** START OF PROVIDED MATERIAL **

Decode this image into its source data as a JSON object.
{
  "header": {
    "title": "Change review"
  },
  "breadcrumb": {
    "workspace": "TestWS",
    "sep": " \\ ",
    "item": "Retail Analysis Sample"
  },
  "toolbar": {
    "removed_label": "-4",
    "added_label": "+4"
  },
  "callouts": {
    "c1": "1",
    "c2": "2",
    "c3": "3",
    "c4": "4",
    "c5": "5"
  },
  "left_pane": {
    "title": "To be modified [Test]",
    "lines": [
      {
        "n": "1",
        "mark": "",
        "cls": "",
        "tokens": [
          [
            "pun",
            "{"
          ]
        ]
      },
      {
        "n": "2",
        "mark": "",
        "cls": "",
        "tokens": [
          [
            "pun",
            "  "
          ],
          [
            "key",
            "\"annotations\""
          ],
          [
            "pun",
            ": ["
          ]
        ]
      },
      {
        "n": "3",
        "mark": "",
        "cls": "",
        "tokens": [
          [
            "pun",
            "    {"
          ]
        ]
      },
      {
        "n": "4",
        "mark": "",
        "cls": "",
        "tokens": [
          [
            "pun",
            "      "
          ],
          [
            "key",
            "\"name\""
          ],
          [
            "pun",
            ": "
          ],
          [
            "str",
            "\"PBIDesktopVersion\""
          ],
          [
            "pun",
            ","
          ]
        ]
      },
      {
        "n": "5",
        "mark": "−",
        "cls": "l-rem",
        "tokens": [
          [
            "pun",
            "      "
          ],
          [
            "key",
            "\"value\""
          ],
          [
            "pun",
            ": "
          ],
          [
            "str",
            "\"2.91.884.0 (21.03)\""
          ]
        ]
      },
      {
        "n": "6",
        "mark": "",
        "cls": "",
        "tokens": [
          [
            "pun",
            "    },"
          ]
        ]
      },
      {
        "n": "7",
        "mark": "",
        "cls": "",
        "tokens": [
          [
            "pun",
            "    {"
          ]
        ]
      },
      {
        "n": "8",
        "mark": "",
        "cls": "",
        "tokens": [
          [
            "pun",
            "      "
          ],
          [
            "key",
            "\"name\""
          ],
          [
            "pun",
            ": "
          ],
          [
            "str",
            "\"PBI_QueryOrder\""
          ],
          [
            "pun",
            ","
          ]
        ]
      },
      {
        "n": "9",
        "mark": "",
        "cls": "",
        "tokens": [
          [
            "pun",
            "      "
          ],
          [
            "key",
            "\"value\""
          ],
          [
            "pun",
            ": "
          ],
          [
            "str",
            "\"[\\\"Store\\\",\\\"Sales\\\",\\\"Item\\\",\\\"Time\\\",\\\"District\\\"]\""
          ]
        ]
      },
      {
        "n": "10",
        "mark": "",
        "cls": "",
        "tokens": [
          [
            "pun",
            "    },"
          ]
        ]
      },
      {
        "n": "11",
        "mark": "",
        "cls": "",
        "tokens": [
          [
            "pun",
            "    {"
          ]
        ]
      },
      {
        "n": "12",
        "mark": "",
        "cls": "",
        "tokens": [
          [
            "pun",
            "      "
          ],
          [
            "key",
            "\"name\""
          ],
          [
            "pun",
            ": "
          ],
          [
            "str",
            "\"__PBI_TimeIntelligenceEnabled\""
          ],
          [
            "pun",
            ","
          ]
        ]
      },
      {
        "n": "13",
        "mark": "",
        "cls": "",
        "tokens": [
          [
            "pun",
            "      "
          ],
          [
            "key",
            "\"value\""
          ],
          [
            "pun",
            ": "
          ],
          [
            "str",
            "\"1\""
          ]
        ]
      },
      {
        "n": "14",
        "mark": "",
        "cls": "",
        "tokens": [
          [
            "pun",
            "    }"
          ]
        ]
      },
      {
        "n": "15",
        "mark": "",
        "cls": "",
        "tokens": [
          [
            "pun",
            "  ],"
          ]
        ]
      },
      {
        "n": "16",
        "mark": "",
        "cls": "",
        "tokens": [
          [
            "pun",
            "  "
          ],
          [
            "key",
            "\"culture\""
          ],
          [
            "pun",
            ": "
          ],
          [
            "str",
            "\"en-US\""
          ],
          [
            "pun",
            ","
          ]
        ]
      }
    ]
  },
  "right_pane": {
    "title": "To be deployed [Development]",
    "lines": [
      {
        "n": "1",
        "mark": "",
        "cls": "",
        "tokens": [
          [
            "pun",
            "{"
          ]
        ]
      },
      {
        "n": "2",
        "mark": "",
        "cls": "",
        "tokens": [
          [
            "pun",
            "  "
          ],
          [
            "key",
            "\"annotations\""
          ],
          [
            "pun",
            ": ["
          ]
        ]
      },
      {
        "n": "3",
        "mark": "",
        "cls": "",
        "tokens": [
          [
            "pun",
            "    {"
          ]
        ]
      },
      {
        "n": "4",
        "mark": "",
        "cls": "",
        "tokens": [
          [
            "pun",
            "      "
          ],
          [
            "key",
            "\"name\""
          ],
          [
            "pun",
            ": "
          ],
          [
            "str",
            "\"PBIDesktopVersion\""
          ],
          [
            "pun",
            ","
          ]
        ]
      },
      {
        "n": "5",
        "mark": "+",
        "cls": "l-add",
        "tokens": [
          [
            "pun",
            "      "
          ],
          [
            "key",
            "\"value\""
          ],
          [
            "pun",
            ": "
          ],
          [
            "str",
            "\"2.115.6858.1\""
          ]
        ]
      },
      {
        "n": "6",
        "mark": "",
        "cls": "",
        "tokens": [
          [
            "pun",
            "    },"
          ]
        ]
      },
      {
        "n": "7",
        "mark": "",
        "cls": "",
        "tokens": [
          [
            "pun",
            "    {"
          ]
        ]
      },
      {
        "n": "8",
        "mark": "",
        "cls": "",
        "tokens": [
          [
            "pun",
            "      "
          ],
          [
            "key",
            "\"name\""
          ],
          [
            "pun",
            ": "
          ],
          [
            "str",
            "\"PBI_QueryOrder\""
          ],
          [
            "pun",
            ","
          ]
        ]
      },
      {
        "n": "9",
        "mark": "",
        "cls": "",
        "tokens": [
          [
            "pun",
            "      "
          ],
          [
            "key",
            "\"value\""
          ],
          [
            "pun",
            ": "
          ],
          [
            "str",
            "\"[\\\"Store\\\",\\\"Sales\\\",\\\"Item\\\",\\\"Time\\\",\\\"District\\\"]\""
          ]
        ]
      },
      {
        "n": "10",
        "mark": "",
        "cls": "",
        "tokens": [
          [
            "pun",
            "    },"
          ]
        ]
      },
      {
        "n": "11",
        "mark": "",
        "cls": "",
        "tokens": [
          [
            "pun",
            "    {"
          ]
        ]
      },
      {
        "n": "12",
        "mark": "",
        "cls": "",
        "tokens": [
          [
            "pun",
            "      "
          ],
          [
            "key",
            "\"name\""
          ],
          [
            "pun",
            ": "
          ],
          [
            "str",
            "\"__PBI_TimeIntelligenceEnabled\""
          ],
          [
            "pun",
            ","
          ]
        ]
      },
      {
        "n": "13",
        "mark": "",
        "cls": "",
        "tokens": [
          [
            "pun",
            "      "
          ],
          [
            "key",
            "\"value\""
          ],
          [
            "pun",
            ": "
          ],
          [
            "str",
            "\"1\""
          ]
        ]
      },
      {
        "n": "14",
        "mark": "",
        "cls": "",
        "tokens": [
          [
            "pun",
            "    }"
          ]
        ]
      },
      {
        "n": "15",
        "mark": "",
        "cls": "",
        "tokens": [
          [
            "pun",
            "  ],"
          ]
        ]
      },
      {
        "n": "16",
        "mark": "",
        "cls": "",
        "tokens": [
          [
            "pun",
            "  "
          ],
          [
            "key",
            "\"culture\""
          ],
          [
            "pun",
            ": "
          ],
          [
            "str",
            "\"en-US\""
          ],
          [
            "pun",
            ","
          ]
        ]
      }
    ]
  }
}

** END OF PROVIDED MATERIAL **

→ GOAL: Each entry above is to be quoted exactly.

→ ANSWER FOR THIS EXERCISE:
Decode this image into its source data as a JSON object.
{
  "header": {
    "title": "Change review"
  },
  "breadcrumb": {
    "workspace": "TestWS",
    "sep": " \\ ",
    "item": "Retail Analysis Sample"
  },
  "toolbar": {
    "removed_label": "-4",
    "added_label": "+4"
  },
  "callouts": {
    "c1": "1",
    "c2": "2",
    "c3": "3",
    "c4": "4",
    "c5": "5"
  },
  "left_pane": {
    "title": "To be modified [Test]",
    "lines": [
      {
        "n": "1",
        "mark": "",
        "cls": "",
        "tokens": [
          [
            "pun",
            "{"
          ]
        ]
      },
      {
        "n": "2",
        "mark": "",
        "cls": "",
        "tokens": [
          [
            "pun",
            "  "
          ],
          [
            "key",
            "\"annotations\""
          ],
          [
            "pun",
            ": ["
          ]
        ]
      },
      {
        "n": "3",
        "mark": "",
        "cls": "",
        "tokens": [
          [
            "pun",
            "    {"
          ]
        ]
      },
      {
        "n": "4",
        "mark": "",
        "cls": "",
        "tokens": [
          [
            "pun",
            "      "
          ],
          [
            "key",
            "\"name\""
          ],
          [
            "pun",
            ": "
          ],
          [
            "str",
            "\"PBIDesktopVersion\""
          ],
          [
            "pun",
            ","
          ]
        ]
      },
      {
        "n": "5",
        "mark": "−",
        "cls": "l-rem",
        "tokens": [
          [
            "pun",
            "      "
          ],
          [
            "key",
            "\"value\""
          ],
          [
            "pun",
            ": "
          ],
          [
            "str",
            "\"2.91.884.0 (21.03)\""
          ]
        ]
      },
      {
        "n": "6",
        "mark": "",
        "cls": "",
        "tokens": [
          [
            "pun",
            "    },"
          ]
        ]
      },
      {
        "n": "7",
        "mark": "",
        "cls": "",
        "tokens": [
          [
            "pun",
            "    {"
          ]
        ]
      },
      {
        "n": "8",
        "mark": "",
        "cls": "",
        "tokens": [
          [
            "pun",
            "      "
          ],
          [
            "key",
            "\"name\""
          ],
          [
            "pun",
            ": "
          ],
          [
            "str",
            "\"PBI_QueryOrder\""
          ],
          [
            "pun",
            ","
          ]
        ]
      },
      {
        "n": "9",
        "mark": "",
        "cls": "",
        "tokens": [
          [
            "pun",
            "      "
          ],
          [
            "key",
            "\"value\""
          ],
          [
            "pun",
            ": "
          ],
          [
            "str",
            "\"[\\\"Store\\\",\\\"Sales\\\",\\\"Item\\\",\\\"Time\\\",\\\"District\\\"]\""
          ]
        ]
      },
      {
        "n": "10",
        "mark": "",
        "cls": "",
        "tokens": [
          [
            "pun",
            "    },"
          ]
        ]
      },
      {
        "n": "11",
        "mark": "",
        "cls": "",
        "tokens": [
          [
            "pun",
            "    {"
          ]
        ]
      },
      {
        "n": "12",
        "mark": "",
        "cls": "",
        "tokens": [
          [
            "pun",
            "      "
          ],
          [
            "key",
            "\"name\""
          ],
          [
            "pun",
            ": "
          ],
          [
            "str",
            "\"__PBI_TimeIntelligenceEnabled\""
          ],
          [
            "pun",
            ","
          ]
        ]
      },
      {
        "n": "13",
        "mark": "",
        "cls": "",
        "tokens": [
          [
            "pun",
            "      "
          ],
          [
            "key",
            "\"value\""
          ],
          [
            "pun",
            ": "
          ],
          [
            "str",
            "\"1\""
          ]
        ]
      },
      {
        "n": "14",
        "mark": "",
        "cls": "",
        "tokens": [
          [
            "pun",
            "    }"
          ]
        ]
      },
      {
        "n": "15",
        "mark": "",
        "cls": "",
        "tokens": [
          [
            "pun",
            "  ],"
          ]
        ]
      },
      {
        "n": "16",
        "mark": "",
        "cls": "",
        "tokens": [
          [
            "pun",
            "  "
          ],
          [
            "key",
            "\"culture\""
          ],
          [
            "pun",
            ": "
          ],
          [
            "str",
            "\"en-US\""
          ],
          [
            "pun",
            ","
          ]
        ]
      }
    ]
  },
  "right_pane": {
    "title": "To be deployed [Development]",
    "lines": [
      {
        "n": "1",
        "mark": "",
        "cls": "",
        "tokens": [
          [
            "pun",
            "{"
          ]
        ]
      },
      {
        "n": "2",
        "mark": "",
        "cls": "",
        "tokens": [
          [
            "pun",
            "  "
          ],
          [
            "key",
            "\"annotations\""
          ],
          [
            "pun",
            ": ["
          ]
        ]
      },
      {
        "n": "3",
        "mark": "",
        "cls": "",
        "tokens": [
          [
            "pun",
            "    {"
          ]
        ]
      },
      {
        "n": "4",
        "mark": "",
        "cls": "",
        "tokens": [
          [
            "pun",
            "      "
          ],
          [
            "key",
            "\"name\""
          ],
          [
            "pun",
            ": "
          ],
          [
            "str",
            "\"PBIDesktopVersion\""
          ],
          [
            "pun",
            ","
          ]
        ]
      },
      {
        "n": "5",
        "mark": "+",
        "cls": "l-add",
        "tokens": [
          [
            "pun",
            "      "
          ],
          [
            "key",
            "\"value\""
          ],
          [
            "pun",
            ": "
          ],
          [
            "str",
            "\"2.115.6858.1\""
          ]
        ]
      },
      {
        "n": "6",
        "mark": "",
        "cls": "",
        "tokens": [
          [
            "pun",
            "    },"
          ]
        ]
      },
      {
        "n": "7",
        "mark": "",
        "cls": "",
        "tokens": [
          [
            "pun",
            "    {"
          ]
        ]
      },
      {
        "n": "8",
        "mark": "",
        "cls": "",
        "tokens": [
          [
            "pun",
            "      "
          ],
          [
            "key",
            "\"name\""
          ],
          [
            "pun",
            ": "
          ],
          [
            "str",
            "\"PBI_QueryOrder\""
          ],
          [
            "pun",
            ","
          ]
        ]
      },
      {
        "n": "9",
        "mark": "",
        "cls": "",
        "tokens": [
          [
            "pun",
            "      "
          ],
          [
            "key",
            "\"value\""
          ],
          [
            "pun",
            ": "
          ],
          [
            "str",
            "\"[\\\"Store\\\",\\\"Sales\\\",\\\"Item\\\",\\\"Time\\\",\\\"District\\\"]\""
          ]
        ]
      },
      {
        "n": "10",
        "mark": "",
        "cls": "",
        "tokens": [
          [
            "pun",
            "    },"
          ]
        ]
      },
      {
        "n": "11",
        "mark": "",
        "cls": "",
        "tokens": [
          [
            "pun",
            "    {"
          ]
        ]
      },
      {
        "n": "12",
        "mark": "",
        "cls": "",
        "tokens": [
          [
            "pun",
            "      "
          ],
          [
            "key",
            "\"name\""
          ],
          [
            "pun",
            ": "
          ],
          [
            "str",
            "\"__PBI_TimeIntelligenceEnabled\""
          ],
          [
            "pun",
            ","
          ]
        ]
      },
      {
        "n": "13",
        "mark": "",
        "cls": "",
        "tokens": [
          [
            "pun",
            "      "
          ],
          [
            "key",
            "\"value\""
          ],
          [
            "pun",
            ": "
          ],
          [
            "str",
            "\"1\""
          ]
        ]
      },
      {
        "n": "14",
        "mark": "",
        "cls": "",
        "tokens": [
          [
            "pun",
            "    }"
          ]
        ]
      },
      {
        "n": "15",
        "mark": "",
        "cls": "",
        "tokens": [
          [
            "pun",
            "  ],"
          ]
        ]
      },
      {
        "n": "16",
        "mark": "",
        "cls": "",
        "tokens": [
          [
            "pun",
            "  "
          ],
          [
            "key",
            "\"culture\""
          ],
          [
            "pun",
            ": "
          ],
          [
            "str",
            "\"en-US\""
          ],
          [
            "pun",
            ","
          ]
        ]
      }
    ]
  }
}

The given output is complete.